Begin Provided entries

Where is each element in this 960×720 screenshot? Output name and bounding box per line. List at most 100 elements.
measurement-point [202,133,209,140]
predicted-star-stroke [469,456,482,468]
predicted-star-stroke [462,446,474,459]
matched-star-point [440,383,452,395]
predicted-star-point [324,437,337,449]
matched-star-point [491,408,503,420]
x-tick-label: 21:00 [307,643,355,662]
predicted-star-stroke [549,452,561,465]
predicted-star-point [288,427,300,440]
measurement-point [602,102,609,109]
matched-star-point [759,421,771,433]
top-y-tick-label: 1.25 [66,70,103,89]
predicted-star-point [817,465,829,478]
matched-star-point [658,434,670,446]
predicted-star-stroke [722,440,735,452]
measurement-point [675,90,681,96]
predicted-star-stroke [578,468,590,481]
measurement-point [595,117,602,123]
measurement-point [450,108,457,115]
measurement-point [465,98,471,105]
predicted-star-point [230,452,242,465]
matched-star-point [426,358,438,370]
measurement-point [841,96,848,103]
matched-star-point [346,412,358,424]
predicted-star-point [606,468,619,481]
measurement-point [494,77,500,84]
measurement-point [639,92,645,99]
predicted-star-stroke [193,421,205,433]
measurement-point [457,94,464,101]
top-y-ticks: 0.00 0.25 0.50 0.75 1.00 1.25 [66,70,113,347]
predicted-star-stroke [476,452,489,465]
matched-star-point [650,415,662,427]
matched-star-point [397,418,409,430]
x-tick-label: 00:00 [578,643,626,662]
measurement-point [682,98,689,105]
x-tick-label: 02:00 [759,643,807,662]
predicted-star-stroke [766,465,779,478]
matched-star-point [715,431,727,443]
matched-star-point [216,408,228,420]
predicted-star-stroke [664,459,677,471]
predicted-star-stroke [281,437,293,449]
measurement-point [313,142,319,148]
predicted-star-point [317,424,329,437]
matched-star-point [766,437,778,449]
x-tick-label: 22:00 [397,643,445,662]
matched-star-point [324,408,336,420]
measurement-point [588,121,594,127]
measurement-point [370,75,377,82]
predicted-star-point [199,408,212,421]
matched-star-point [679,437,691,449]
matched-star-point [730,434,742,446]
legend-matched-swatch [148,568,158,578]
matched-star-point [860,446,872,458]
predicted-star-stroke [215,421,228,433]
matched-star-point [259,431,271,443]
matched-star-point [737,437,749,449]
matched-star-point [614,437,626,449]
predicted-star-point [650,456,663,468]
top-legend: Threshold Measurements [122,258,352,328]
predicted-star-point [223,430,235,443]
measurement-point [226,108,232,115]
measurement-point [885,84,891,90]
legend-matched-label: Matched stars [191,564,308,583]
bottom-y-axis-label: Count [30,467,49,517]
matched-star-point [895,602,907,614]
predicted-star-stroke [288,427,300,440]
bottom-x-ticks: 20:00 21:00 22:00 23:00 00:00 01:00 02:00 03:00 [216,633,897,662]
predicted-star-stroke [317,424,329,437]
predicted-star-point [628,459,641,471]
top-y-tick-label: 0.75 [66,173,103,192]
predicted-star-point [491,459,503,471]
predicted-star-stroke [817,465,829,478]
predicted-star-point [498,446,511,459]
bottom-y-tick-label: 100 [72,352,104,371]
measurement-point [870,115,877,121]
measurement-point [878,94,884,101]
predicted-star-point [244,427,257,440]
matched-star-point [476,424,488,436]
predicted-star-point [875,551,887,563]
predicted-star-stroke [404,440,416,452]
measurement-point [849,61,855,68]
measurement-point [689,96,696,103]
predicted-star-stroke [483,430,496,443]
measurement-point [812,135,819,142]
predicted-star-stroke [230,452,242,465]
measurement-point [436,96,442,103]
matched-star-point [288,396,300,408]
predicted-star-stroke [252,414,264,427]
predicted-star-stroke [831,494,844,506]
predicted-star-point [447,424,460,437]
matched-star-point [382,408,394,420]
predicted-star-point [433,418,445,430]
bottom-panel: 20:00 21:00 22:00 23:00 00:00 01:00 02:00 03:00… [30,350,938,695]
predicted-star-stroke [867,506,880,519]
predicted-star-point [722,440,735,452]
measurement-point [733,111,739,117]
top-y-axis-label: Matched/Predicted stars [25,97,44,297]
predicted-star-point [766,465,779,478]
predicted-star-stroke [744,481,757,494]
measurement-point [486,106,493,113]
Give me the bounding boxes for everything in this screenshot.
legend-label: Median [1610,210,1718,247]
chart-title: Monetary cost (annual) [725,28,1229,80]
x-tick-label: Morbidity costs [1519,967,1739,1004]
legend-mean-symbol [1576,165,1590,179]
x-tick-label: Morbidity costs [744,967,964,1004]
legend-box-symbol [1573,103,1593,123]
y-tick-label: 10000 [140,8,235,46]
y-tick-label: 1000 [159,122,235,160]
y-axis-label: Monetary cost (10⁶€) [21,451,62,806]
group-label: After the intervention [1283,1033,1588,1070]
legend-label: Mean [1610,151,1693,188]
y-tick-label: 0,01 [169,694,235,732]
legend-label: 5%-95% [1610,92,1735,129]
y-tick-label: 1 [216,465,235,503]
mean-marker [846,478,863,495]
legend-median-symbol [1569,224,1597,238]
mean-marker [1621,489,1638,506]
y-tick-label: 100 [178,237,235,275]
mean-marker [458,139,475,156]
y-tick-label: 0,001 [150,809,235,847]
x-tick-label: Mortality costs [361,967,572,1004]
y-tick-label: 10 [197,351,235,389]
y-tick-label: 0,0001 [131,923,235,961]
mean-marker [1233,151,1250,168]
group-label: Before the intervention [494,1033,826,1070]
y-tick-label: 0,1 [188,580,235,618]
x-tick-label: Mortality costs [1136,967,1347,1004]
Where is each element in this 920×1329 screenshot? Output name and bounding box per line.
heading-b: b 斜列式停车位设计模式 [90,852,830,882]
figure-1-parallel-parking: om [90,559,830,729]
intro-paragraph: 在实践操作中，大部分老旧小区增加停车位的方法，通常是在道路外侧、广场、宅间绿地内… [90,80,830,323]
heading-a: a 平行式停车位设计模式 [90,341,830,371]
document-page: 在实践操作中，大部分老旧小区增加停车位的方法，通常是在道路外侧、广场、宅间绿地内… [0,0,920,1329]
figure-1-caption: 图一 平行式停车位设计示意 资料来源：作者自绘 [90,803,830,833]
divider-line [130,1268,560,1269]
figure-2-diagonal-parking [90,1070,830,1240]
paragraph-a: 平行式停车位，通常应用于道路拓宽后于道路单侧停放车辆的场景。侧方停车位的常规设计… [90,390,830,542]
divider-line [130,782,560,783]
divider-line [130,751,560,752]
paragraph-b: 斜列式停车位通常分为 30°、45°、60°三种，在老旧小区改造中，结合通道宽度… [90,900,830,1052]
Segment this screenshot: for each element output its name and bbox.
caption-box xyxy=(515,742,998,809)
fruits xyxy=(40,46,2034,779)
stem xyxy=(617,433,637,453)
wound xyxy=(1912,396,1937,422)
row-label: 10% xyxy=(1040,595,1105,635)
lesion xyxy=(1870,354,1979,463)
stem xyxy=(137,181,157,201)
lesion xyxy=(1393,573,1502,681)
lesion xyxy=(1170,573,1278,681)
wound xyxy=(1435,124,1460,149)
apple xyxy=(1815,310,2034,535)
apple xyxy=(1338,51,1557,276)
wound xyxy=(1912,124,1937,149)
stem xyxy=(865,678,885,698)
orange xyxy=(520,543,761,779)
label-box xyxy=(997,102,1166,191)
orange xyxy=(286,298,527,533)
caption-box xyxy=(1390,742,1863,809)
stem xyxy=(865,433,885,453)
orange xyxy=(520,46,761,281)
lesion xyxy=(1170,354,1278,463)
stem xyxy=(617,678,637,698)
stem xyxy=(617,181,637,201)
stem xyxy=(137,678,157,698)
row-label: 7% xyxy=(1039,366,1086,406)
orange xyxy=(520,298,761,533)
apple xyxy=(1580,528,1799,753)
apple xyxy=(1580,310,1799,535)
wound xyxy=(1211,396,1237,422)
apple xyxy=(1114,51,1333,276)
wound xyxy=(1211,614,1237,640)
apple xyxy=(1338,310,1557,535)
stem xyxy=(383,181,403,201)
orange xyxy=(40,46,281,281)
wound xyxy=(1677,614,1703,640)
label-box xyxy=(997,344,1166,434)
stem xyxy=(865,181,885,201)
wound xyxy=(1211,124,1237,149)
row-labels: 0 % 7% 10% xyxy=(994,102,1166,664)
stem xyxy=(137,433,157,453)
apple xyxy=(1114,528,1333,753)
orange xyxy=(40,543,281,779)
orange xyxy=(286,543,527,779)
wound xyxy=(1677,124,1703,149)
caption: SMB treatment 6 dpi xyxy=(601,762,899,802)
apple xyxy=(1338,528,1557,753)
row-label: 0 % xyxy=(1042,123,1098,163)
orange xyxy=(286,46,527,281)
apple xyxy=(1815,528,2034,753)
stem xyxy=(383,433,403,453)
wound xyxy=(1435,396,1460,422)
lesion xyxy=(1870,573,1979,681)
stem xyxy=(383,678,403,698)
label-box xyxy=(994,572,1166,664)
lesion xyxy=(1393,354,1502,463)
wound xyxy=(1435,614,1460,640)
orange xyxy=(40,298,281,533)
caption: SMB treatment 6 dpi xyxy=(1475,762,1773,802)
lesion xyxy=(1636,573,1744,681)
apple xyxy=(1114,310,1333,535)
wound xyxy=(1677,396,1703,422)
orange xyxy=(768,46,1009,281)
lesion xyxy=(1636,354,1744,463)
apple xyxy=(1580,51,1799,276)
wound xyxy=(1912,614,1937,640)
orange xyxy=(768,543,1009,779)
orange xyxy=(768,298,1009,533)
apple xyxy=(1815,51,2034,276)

End Provided entries

▶ **Set problem**: Recast the material above as a JSON list of strings, starting at its first line and running through the line containing "measurement-point [588,121,594,127]". Use one string per line and omit blank lines.

▶ **Expected answer**:
[
  "Where is each element in this 960×720 screenshot? Output name and bounding box per line. List at most 100 elements.",
  "measurement-point [202,133,209,140]",
  "predicted-star-stroke [469,456,482,468]",
  "predicted-star-stroke [462,446,474,459]",
  "matched-star-point [440,383,452,395]",
  "predicted-star-point [324,437,337,449]",
  "matched-star-point [491,408,503,420]",
  "x-tick-label: 21:00 [307,643,355,662]",
  "predicted-star-stroke [549,452,561,465]",
  "predicted-star-point [288,427,300,440]",
  "measurement-point [602,102,609,109]",
  "matched-star-point [759,421,771,433]",
  "top-y-tick-label: 1.25 [66,70,103,89]",
  "predicted-star-point [817,465,829,478]",
  "matched-star-point [658,434,670,446]",
  "predicted-star-stroke [722,440,735,452]",
  "measurement-point [675,90,681,96]",
  "predicted-star-stroke [578,468,590,481]",
  "measurement-point [595,117,602,123]",
  "measurement-point [450,108,457,115]",
  "measurement-point [465,98,471,105]",
  "predicted-star-point [230,452,242,465]",
  "matched-star-point [426,358,438,370]",
  "measurement-point [841,96,848,103]",
  "matched-star-point [346,412,358,424]",
  "predicted-star-point [606,468,619,481]",
  "measurement-point [494,77,500,84]",
  "measurement-point [639,92,645,99]",
  "predicted-star-stroke [193,421,205,433]",
  "measurement-point [457,94,464,101]",
  "top-y-ticks: 0.00 0.25 0.50 0.75 1.00 1.25 [66,70,113,347]",
  "predicted-star-stroke [476,452,489,465]",
  "matched-star-point [650,415,662,427]",
  "matched-star-point [397,418,409,430]",
  "x-tick-label: 00:00 [578,643,626,662]",
  "measurement-point [682,98,689,105]",
  "x-tick-label: 02:00 [759,643,807,662]",
  "predicted-star-stroke [766,465,779,478]",
  "matched-star-point [715,431,727,443]",
  "matched-star-point [216,408,228,420]",
  "predicted-star-stroke [664,459,677,471]",
  "predicted-star-stroke [281,437,293,449]",
  "measurement-point [313,142,319,148]",
  "predicted-star-point [317,424,329,437]",
  "matched-star-point [766,437,778,449]",
  "x-tick-label: 22:00 [397,643,445,662]",
  "matched-star-point [324,408,336,420]",
  "measurement-point [588,121,594,127]"
]